Exercise goal:
Can you pull out each line of the data below that includes the word "答题公式"?

---

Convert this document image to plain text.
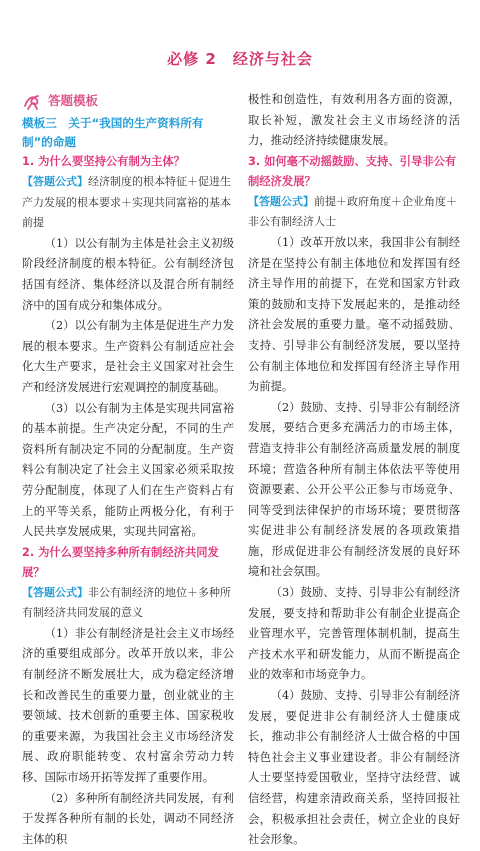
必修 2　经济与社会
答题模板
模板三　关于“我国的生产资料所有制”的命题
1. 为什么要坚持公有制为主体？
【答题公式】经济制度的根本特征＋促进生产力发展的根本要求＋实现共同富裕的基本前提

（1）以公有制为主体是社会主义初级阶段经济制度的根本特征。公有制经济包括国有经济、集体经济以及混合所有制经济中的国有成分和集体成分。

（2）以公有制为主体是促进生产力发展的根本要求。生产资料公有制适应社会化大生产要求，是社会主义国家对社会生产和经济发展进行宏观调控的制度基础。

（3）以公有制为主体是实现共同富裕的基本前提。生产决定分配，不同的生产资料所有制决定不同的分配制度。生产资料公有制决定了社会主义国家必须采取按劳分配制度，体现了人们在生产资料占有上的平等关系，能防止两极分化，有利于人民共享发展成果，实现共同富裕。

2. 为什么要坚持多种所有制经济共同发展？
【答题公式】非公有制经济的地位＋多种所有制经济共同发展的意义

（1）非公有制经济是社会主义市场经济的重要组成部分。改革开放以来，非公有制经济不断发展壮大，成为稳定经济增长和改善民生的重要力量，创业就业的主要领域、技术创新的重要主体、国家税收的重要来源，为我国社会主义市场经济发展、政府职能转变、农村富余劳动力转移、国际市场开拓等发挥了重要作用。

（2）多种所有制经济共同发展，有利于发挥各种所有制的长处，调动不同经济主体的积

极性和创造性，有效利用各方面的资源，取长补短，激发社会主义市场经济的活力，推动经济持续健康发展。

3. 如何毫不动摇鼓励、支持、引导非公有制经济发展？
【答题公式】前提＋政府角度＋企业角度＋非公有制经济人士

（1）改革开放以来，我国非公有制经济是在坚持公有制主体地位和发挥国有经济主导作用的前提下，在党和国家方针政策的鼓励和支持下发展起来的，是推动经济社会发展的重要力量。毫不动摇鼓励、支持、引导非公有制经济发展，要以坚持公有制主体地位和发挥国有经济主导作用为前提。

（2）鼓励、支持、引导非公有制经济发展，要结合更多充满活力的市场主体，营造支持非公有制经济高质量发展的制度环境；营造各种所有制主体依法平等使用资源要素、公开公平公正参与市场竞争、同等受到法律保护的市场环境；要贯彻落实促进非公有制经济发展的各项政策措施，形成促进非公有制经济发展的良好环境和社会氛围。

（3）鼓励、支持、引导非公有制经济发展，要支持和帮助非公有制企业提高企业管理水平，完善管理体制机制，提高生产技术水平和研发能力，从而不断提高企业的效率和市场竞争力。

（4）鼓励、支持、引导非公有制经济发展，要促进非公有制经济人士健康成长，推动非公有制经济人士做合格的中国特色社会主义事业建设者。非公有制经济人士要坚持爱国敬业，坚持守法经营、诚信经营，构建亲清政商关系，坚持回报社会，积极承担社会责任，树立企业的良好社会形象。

---

Answer for the task:
【答题公式】经济制度的根本特征＋促进生产力发展的根本要求＋实现共同富裕的基本前提
【答题公式】非公有制经济的地位＋多种所有制经济共同发展的意义
【答题公式】前提＋政府角度＋企业角度＋非公有制经济人士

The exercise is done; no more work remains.